▸ **Dataset extract**:
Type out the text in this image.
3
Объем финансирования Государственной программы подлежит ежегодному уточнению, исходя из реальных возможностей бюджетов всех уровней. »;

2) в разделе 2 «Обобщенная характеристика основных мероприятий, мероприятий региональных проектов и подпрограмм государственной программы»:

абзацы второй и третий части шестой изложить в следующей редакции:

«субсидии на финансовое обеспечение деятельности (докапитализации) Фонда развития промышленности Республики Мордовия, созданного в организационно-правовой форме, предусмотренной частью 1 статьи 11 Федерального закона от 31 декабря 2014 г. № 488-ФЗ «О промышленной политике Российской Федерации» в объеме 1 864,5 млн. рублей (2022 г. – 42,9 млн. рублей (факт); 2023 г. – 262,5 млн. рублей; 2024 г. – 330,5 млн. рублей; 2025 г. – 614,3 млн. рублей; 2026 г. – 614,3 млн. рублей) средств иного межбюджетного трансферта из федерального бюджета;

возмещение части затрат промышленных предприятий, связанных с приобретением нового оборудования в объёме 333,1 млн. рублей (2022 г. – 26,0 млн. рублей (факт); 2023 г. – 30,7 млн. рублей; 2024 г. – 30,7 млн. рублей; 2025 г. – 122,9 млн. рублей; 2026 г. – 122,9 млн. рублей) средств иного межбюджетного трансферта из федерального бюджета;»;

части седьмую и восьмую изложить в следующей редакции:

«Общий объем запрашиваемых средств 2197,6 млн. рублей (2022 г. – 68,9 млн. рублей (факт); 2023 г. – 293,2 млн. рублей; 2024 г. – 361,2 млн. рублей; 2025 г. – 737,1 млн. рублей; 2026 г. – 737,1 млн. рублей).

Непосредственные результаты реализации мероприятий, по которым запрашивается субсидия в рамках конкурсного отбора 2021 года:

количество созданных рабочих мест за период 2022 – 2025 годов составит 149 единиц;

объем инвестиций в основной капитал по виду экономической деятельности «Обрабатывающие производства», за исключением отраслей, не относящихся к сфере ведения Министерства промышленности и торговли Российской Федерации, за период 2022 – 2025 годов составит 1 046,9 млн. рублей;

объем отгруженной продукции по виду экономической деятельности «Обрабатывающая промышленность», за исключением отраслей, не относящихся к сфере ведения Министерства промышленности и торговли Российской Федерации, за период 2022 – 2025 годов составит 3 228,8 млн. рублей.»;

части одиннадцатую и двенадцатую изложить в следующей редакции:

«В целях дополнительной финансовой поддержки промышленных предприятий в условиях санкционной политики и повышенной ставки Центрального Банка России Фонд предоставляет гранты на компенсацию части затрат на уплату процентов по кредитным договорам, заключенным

▸ **Description of the task**:
Look through the entries above and report each line where the string "программы" occurs.

▸ **Complete response**:
Объем финансирования Государственной программы подлежит ежегодному уточнению, исходя из реальных возможностей бюджетов всех уровней. »;
2) в разделе 2 «Обобщенная характеристика основных мероприятий, мероприятий региональных проектов и подпрограмм государственной программы»:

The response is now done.